**Given problem:**
Show every line of the data below that contains the string "Dynamics". Case counts.

[Annotated element entries]

◆ ◆ ◆ ◆ ◆

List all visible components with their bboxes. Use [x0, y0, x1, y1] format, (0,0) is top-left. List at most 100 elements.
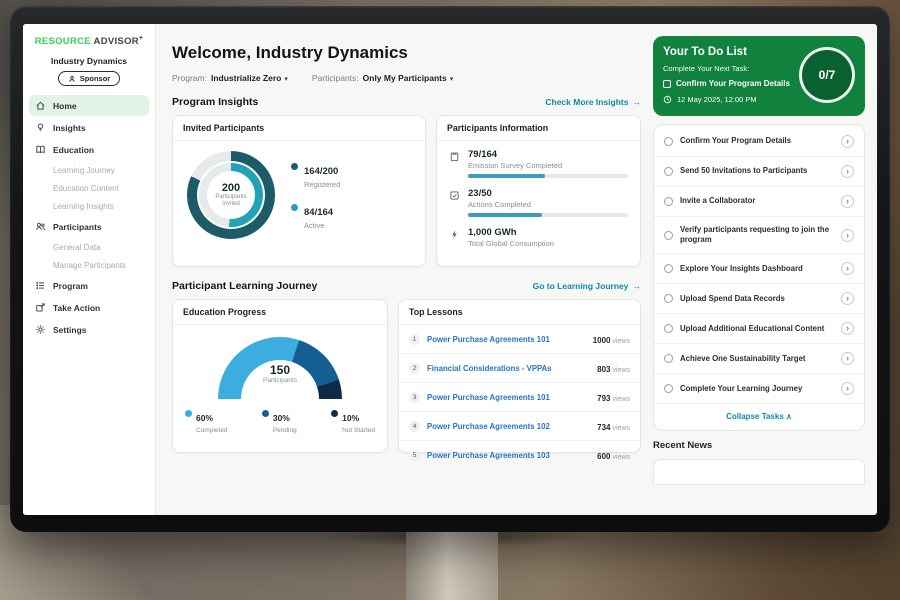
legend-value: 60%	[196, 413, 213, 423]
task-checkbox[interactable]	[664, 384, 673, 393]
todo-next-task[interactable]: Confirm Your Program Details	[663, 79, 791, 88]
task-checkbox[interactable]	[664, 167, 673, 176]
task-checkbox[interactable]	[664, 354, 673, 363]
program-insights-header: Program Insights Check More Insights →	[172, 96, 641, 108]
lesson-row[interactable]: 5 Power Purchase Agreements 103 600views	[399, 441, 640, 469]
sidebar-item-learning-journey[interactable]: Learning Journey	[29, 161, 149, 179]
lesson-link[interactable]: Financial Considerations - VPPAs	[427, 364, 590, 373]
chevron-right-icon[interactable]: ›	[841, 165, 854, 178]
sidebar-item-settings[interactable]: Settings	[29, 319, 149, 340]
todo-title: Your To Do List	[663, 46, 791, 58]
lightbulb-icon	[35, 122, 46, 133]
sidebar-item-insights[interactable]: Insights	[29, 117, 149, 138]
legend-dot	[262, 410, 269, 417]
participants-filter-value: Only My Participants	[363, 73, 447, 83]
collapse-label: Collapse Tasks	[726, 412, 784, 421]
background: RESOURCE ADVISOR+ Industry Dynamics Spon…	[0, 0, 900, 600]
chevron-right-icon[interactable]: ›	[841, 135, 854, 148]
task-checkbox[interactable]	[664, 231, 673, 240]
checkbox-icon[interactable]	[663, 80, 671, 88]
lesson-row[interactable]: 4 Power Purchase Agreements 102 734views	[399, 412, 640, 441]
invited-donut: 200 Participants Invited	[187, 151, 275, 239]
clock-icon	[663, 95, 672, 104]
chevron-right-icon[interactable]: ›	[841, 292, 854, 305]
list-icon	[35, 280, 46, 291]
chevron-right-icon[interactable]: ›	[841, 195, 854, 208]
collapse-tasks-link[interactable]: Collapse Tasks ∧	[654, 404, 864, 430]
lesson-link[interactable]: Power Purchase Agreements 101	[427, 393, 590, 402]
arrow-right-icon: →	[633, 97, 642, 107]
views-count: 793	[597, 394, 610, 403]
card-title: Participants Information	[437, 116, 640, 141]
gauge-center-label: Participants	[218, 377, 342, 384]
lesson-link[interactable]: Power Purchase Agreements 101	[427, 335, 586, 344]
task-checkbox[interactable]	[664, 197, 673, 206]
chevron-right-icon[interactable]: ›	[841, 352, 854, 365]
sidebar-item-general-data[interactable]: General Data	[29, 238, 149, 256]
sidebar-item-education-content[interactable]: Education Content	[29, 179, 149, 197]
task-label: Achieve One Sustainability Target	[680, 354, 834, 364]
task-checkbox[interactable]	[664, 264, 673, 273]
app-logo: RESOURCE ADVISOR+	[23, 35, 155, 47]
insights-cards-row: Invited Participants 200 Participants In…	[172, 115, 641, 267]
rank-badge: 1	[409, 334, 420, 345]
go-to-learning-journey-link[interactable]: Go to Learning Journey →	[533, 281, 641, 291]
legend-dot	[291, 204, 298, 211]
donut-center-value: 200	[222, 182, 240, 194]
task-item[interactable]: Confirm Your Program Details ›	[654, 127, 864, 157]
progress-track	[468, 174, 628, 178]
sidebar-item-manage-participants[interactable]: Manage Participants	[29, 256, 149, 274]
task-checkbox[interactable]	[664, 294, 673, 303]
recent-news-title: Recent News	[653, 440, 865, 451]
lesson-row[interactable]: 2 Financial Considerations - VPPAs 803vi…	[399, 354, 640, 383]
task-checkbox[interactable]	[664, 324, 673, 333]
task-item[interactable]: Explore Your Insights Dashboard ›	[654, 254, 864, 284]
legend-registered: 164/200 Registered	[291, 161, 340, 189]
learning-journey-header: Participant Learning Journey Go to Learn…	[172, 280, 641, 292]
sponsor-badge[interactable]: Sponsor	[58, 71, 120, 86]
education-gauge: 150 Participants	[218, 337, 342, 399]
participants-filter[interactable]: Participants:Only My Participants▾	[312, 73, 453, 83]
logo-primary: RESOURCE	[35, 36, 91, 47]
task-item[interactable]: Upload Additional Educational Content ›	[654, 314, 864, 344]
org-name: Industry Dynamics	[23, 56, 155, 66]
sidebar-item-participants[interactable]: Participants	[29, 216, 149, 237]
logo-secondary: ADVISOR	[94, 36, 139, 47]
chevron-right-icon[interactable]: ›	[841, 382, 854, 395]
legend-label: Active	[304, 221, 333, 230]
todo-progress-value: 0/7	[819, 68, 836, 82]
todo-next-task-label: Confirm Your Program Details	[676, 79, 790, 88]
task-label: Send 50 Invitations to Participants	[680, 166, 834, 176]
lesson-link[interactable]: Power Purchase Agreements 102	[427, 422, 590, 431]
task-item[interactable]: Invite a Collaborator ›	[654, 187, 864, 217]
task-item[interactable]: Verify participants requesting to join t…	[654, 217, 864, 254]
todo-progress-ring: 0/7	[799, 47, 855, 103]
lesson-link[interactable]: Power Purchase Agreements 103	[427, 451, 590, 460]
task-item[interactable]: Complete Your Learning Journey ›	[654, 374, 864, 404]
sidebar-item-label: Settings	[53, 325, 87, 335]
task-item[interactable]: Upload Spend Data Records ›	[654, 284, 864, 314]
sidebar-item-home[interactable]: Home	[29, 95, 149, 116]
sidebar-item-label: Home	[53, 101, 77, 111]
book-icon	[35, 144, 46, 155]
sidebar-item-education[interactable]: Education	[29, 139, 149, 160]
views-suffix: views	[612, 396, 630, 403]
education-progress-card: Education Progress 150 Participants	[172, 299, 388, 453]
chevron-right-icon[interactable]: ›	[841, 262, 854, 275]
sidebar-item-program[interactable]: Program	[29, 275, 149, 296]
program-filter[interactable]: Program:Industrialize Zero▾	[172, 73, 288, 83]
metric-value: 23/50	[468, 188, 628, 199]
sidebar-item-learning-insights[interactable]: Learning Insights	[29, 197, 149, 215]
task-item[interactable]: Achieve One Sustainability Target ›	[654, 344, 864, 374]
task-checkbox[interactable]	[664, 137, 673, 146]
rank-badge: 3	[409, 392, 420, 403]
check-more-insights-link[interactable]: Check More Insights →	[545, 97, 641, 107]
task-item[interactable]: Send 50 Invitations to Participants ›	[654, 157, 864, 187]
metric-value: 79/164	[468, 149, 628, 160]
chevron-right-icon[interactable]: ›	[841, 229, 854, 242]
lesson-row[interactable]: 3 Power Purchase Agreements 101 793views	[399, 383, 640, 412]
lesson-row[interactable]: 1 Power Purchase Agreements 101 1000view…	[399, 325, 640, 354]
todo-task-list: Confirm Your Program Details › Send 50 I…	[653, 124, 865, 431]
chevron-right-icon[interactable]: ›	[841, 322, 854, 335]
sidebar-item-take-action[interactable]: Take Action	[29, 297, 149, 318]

◆ ◆ ◆ ◆ ◆

**Output:**
background: RESOURCE ADVISOR+ Industry Dynamics Spon…	[0, 0, 900, 600]
org-name: Industry Dynamics	[23, 56, 155, 66]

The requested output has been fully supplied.